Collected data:

■ ■ ■ ■ ■ ■ ■

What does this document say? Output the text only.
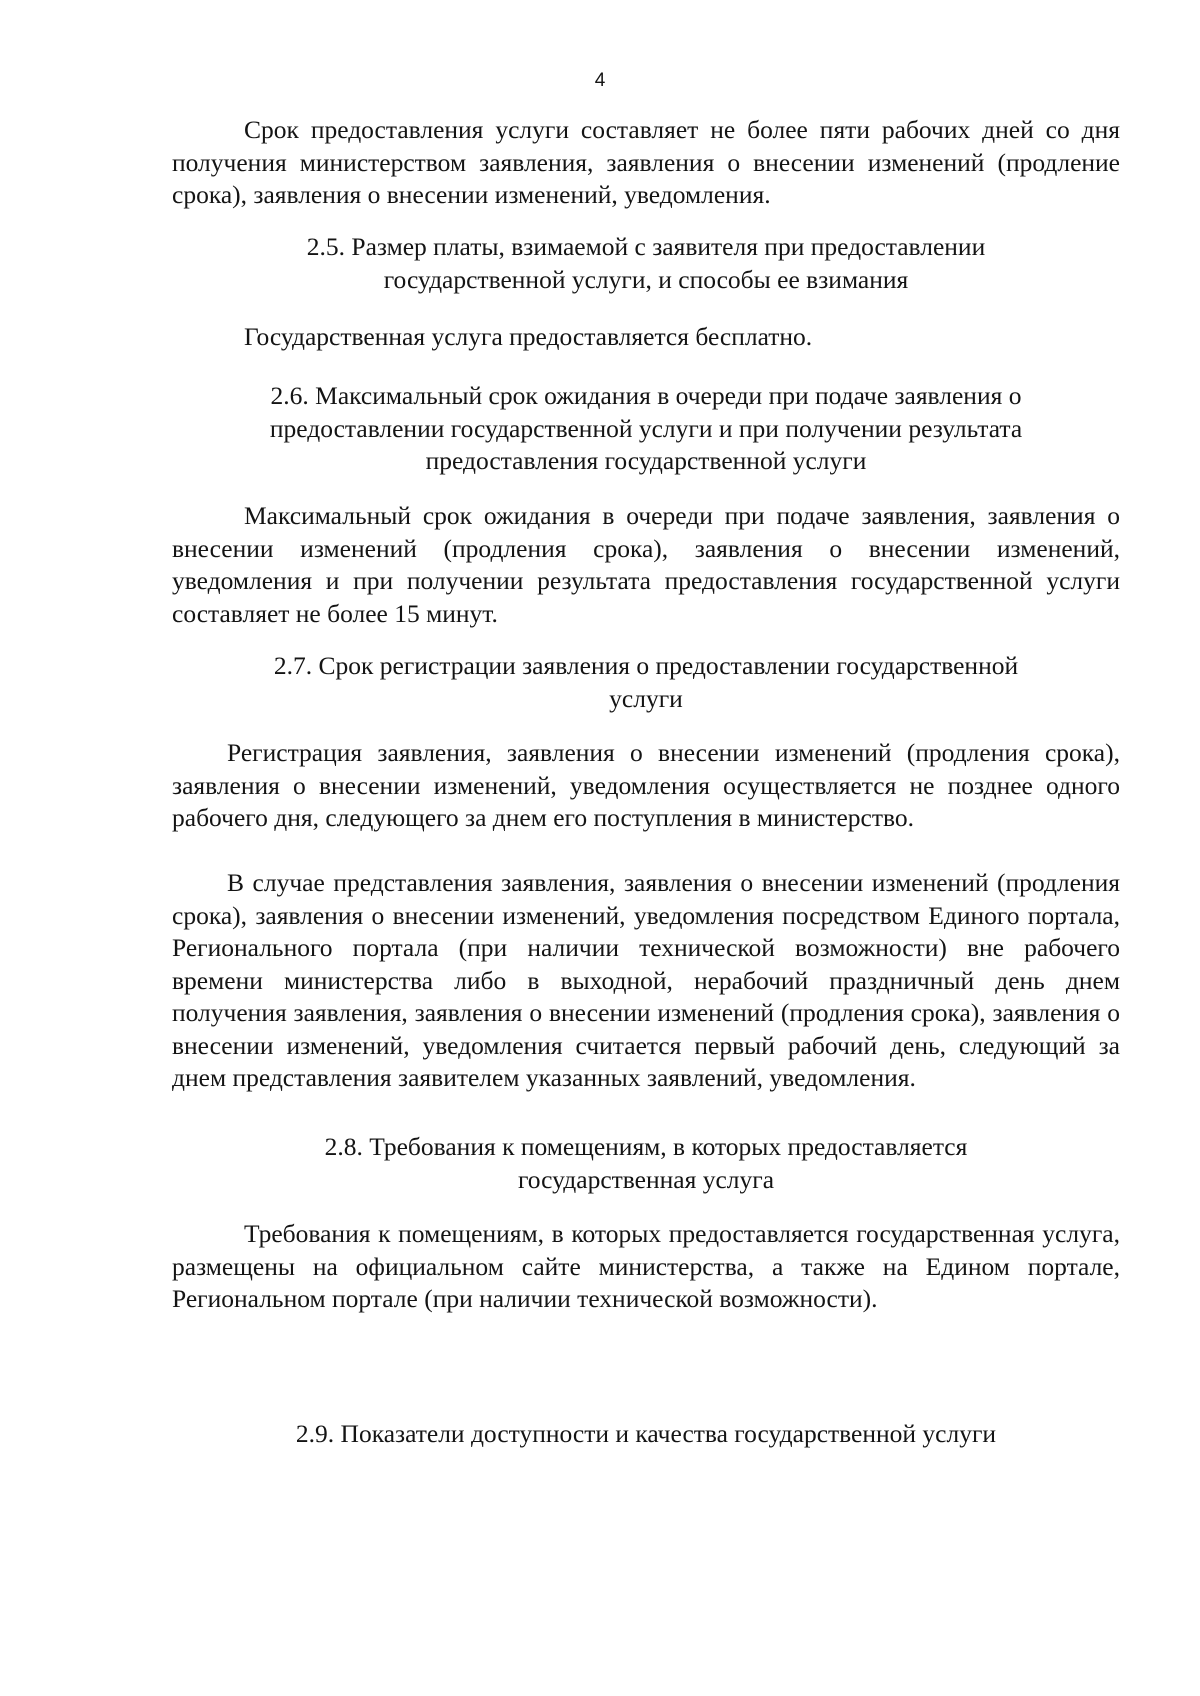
4

Срок предоставления услуги составляет не более пяти рабочих дней со дня получения министерством заявления, заявления о внесении изменений (продление срока), заявления о внесении изменений, уведомления.

2.5. Размер платы, взимаемой с заявителя при предоставлении
государственной услуги, и способы ее взимания

Государственная услуга предоставляется бесплатно.

2.6. Максимальный срок ожидания в очереди при подаче заявления о
предоставлении государственной услуги и при получении результата
предоставления государственной услуги

Максимальный срок ожидания в очереди при подаче заявления, заявления о внесении изменений (продления срока), заявления о внесении изменений, уведомления и при получении результата предоставления государственной услуги составляет не более 15 минут.

2.7. Срок регистрации заявления о предоставлении государственной
услуги

Регистрация заявления, заявления о внесении изменений (продления срока), заявления о внесении изменений, уведомления осуществляется не позднее одного рабочего дня, следующего за днем его поступления в министерство.

В случае представления заявления, заявления о внесении изменений (продления срока), заявления о внесении изменений, уведомления посредством Единого портала, Регионального портала (при наличии технической возможности) вне рабочего времени министерства либо в выходной, нерабочий праздничный день днем получения заявления, заявления о внесении изменений (продления срока), заявления о внесении изменений, уведомления считается первый рабочий день, следующий за днем представления заявителем указанных заявлений, уведомления.

2.8. Требования к помещениям, в которых предоставляется
государственная услуга

Требования к помещениям, в которых предоставляется государственная услуга, размещены на официальном сайте министерства, а также на Едином портале, Региональном портале (при наличии технической возможности).

2.9. Показатели доступности и качества государственной услуги
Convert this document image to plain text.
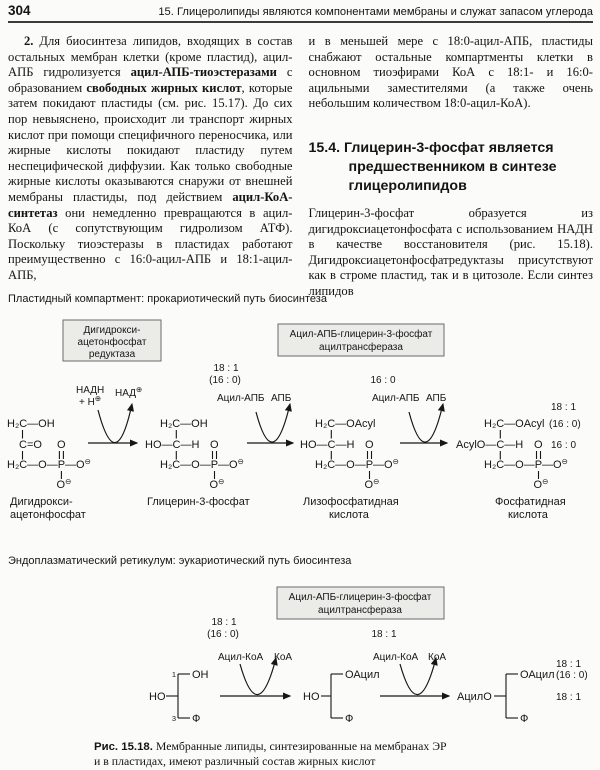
304	15. Глицеролипиды являются компонентами мембраны и служат запасом углерода

2. Для биосинтеза липидов, входящих в состав остальных мембран клетки (кроме пластид), ацил-АПБ гидролизуется ацил-АПБ-тиоэстеразами с образованием свободных жирных кислот, которые затем покидают пластиды (см. рис. 15.17). До сих пор невыяснено, происходит ли транспорт жирных кислот при помощи специфичного переносчика, или жирные кислоты покидают пластиду путем неспецифической диффузии. Как только свободные жирные кислоты оказываются снаружи от внешней мембраны пластиды, под действием ацил-КоА-синтетаз они немедленно превращаются в ацил-КоА (с сопутствующим гидролизом АТФ). Поскольку тиоэстеразы в пластидах работают преимущественно с 16:0-ацил-АПБ и 18:1-ацил-АПБ,

и в меньшей мере с 18:0-ацил-АПБ, пластиды снабжают остальные компартменты клетки в основном тиоэфирами КоА с 18:1- и 16:0-ацильными заместителями (а также очень небольшим количеством 18:0-ацил-КоА).

15.4. Глицерин-3-фосфат является
предшественником в синтезе
глицеролипидов

Глицерин-3-фосфат образуется из дигидроксиацетонфосфата с использованием НАДН в качестве восстановителя (рис. 15.18). Дигидроксиацетонфосфатредуктазы присутствуют как в строме пластид, так и в цитозоле. Если синтез липидов

Пластидный компартмент: прокариотический путь биосинтеза
Дигидрокси-
ацетонфосфат
редуктаза
Ацил-АПБ-глицерин-3-фосфат
ацилтрансфераза
18 : 1
(16 : 0)	16 : 0
НАДН
+ Н⊕ НАД⊕
Ацил-АПБ АПБ	Ацил-АПБ АПБ
H₂C—OH
C=O O
H₂C—O—P—O⊖
O⊖
Дигидрокси-
ацетонфосфат
H₂C—OH
HO—C—H O
H₂C—O—P—O⊖
O⊖
Глицерин-3-фосфат
H₂C—OAcyl
HO—C—H O
H₂C—O—P—O⊖
O⊖
Лизофосфатидная
кислота
18 : 1
H₂C—OAcyl (16 : 0)
AcylO—C—H O 16 : 0
H₂C—O—P—O⊖
O⊖
Фосфатидная
кислота
Эндоплазматический ретикулум: эукариотический путь биосинтеза
Ацил-АПБ-глицерин-3-фосфат
ацилтрансфераза
18 : 1
(16 : 0)	18 : 1
Ацил-КоА КоА	Ацил-КоА КоА
1 OH
HO
3 Ф
ОАцил
HO
Ф
АцилО
18 : 1
ОАцил (16 : 0)
18 : 1
Ф
Рис. 15.18. Мембранные липиды, синтезированные на мембранах ЭР
и в пластидах, имеют различный состав жирных кислот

■ ■ ■ ■ ■ ■ ■

What is expected: Locate the string "клетки" in the listing above and copy every line where it occurs.

Response to this task:
2. Для биосинтеза липидов, входящих в состав остальных мембран клетки (кроме пластид), ацил-АПБ гидролизуется ацил-АПБ-тиоэстеразами с образованием свободных жирных кислот, которые затем покидают пластиды (см. рис. 15.17). До сих пор невыяснено, происходит ли транспорт жирных кислот при помощи специфичного переносчика, или жирные кислоты покидают пластиду путем неспецифической диффузии. Как только свободные жирные кислоты оказываются снаружи от внешней мембраны пластиды, под действием ацил-КоА-синтетаз они немедленно превращаются в ацил-КоА (с сопутствующим гидролизом АТФ). Поскольку тиоэстеразы в пластидах работают преимущественно с 16:0-ацил-АПБ и 18:1-ацил-АПБ,
и в меньшей мере с 18:0-ацил-АПБ, пластиды снабжают остальные компартменты клетки в основном тиоэфирами КоА с 18:1- и 16:0-ацильными заместителями (а также очень небольшим количеством 18:0-ацил-КоА).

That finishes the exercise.